There are a set of official Docker images for Solr that we may want to consider using:
https://hub.docker.com/_/solr

Unfortunately none of them support our current version of solr :/

That's because Solr 3.6 is so ancient it hasn't been supported for years. Given that Solr only supports indexes from one major release prior before requiring a complete reindex, and we're planning a reindex anyway, it seems like the perfect opportunity to upgrade to a more modern (and supported) version.

As far as I know we have a pretty vanilla installation and schema and don't make use of any exotic features which are likely to be version dependent. The current supported Solr releases are 7.7 and 8.1.

As far as I know we have a pretty vanilla installation...

Are you willing to bet on that assumption, though? :P

Doing them together increases the risk that the reindex will have a bug and be unusable. I want to switch openlibrary to the reindex as soon as possible so that we can resolve a lot of those outdated index issues we've been having. Next step is updating the schema to better support diacritics/etc. After that updating solr version (which would require an audit of every where the solr API is used in our code to make sure the APIs in the latest version are still the same).

The full reindex is mostly automated, so takes an ~fixed amount of time. Adding new features will take developer time (which is more valuable) and has more uncertainty about how long it will take to add/guarantee those features.

As far as I know we have a pretty vanilla installation...

Are you willing to bet on that assumption, though? :P

I'm certainly willing to test the hypothesis. Based on my review of the 5 (!) major version upgrade notes and spot checking the upgrade notes for dozens of point releases in between, I judge the risk to be small. Facets are probably the most volatile API visible feature, but even there I didn't see anything that should impact us. A lot of the things affect clusters, replication, and other features that we don't use.

Another advantage of using a more modern version is that we get to take advantage of 7 years of performance improvements.

I want to switch openlibrary to the reindex as soon as possible so that we can resolve a lot of those outdated index issues we've been having.

§ Problem A:
Could you translate this sentence from the Solr upgrade thread into Spanish: "Another advantage of using a more modern version is that we get to take advantage of 7 years of performance improvements."
§ Problem B:
Will you return, word for word, the part of the Solr upgrade thread that opens with the words containing "The full reindex" and closes with "add/guarantee those features."?

§ Given information:
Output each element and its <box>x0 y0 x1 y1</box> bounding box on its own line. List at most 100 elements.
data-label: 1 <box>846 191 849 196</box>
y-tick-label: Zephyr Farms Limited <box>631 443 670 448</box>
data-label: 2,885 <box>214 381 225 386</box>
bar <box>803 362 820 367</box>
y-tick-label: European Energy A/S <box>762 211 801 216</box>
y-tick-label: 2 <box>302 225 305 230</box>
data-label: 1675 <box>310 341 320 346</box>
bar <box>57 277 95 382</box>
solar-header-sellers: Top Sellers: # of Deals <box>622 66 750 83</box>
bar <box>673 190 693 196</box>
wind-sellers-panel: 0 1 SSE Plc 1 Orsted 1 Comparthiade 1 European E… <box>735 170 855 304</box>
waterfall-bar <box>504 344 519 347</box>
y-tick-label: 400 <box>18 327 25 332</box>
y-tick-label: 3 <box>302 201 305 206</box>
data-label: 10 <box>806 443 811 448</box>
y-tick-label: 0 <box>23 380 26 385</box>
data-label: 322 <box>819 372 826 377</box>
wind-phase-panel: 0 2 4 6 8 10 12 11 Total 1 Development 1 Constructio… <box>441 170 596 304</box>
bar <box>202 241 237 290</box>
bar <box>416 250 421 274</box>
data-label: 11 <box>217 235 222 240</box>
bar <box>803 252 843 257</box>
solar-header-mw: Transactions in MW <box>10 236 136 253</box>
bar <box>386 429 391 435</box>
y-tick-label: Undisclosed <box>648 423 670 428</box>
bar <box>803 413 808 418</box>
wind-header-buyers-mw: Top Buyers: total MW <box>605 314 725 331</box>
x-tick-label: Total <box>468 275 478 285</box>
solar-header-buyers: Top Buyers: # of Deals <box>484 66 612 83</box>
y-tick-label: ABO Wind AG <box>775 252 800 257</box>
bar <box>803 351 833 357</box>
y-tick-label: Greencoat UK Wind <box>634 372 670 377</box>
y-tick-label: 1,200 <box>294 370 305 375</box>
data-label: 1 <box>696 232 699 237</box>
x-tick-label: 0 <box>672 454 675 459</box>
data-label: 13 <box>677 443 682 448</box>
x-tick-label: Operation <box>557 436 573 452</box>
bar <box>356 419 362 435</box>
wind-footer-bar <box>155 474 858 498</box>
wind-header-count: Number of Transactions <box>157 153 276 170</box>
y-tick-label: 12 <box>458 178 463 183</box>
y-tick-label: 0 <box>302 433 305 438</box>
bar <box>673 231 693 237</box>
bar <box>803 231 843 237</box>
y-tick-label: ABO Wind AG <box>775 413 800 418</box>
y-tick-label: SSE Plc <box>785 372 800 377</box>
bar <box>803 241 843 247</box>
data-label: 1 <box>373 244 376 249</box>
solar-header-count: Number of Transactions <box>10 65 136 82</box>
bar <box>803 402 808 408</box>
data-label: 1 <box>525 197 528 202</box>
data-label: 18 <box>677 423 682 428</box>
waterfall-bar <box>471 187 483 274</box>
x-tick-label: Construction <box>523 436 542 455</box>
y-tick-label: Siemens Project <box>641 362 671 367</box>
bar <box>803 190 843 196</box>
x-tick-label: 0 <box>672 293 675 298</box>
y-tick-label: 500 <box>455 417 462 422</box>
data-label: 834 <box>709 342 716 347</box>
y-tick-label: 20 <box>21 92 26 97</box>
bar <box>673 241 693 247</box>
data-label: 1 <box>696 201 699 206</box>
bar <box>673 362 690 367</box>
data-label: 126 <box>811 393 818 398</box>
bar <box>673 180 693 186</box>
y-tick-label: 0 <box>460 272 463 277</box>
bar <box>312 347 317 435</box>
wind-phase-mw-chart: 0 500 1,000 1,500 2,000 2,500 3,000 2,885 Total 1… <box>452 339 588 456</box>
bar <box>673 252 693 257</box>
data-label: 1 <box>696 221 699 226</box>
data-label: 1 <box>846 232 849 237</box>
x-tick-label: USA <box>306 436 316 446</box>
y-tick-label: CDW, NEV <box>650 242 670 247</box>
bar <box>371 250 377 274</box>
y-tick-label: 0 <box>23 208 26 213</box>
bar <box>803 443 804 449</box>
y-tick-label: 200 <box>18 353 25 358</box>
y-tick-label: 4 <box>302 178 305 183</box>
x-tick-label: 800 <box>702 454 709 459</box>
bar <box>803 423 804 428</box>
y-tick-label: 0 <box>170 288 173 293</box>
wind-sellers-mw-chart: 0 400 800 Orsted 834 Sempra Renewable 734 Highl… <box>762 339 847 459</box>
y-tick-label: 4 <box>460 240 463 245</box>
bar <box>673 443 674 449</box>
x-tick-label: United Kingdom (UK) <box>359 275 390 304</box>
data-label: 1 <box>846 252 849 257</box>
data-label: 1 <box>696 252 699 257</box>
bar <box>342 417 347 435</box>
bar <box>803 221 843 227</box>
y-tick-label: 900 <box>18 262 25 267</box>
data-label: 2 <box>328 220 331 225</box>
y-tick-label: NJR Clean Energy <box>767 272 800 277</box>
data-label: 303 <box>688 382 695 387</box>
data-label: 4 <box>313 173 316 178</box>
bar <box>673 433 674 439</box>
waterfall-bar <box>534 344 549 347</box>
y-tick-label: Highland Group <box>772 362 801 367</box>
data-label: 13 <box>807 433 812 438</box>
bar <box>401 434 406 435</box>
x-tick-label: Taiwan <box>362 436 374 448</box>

§ Expected output A:
Otra ventaja de usar una versión más moderna es que podemos aprovechar 7 años de mejoras de rendimiento.

§ Expected output B:
The full reindex is mostly automated, so takes an ~fixed amount of time. Adding new features will take developer time (which is more valuable) and has more uncertainty about how long it will take to add/guarantee those features.